(Items from a figure collection)
-.-.-
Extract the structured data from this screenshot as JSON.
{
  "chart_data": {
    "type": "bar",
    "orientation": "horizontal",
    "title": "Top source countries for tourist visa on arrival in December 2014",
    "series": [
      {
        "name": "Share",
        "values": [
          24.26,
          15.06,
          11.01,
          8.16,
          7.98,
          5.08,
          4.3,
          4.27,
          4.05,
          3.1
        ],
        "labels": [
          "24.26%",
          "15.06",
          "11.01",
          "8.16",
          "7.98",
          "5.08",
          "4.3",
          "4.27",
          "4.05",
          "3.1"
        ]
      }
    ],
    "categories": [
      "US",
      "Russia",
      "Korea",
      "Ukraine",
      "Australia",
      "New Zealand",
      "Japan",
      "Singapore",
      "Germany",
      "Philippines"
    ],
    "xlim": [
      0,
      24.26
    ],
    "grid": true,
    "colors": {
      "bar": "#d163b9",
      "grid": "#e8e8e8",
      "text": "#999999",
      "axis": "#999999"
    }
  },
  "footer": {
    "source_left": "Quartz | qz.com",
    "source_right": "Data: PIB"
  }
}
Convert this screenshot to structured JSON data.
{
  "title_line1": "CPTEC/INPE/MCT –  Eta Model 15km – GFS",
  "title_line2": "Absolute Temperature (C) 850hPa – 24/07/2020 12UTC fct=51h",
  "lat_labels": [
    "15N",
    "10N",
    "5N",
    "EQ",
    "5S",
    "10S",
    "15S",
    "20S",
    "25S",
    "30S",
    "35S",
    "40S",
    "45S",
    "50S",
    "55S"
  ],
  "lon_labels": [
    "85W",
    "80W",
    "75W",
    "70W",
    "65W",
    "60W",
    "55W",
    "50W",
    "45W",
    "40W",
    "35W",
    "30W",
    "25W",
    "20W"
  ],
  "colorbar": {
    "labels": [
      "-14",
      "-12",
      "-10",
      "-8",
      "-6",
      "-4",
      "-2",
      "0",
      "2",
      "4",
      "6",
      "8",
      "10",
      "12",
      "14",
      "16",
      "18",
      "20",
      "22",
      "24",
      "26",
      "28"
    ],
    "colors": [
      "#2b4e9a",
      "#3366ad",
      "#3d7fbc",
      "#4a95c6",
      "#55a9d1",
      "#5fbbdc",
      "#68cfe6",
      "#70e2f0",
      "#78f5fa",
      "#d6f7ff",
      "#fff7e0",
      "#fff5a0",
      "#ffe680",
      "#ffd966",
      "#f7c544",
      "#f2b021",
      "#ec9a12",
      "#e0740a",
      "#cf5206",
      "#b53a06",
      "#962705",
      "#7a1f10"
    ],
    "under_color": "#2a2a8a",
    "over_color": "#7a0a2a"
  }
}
-.-.-
WORK TO DO => Using the material above, gather every line that includes "JSON".

RESPONSE TO THIS TASK =>
Extract the structured data from this screenshot as JSON.
Convert this screenshot to structured JSON data.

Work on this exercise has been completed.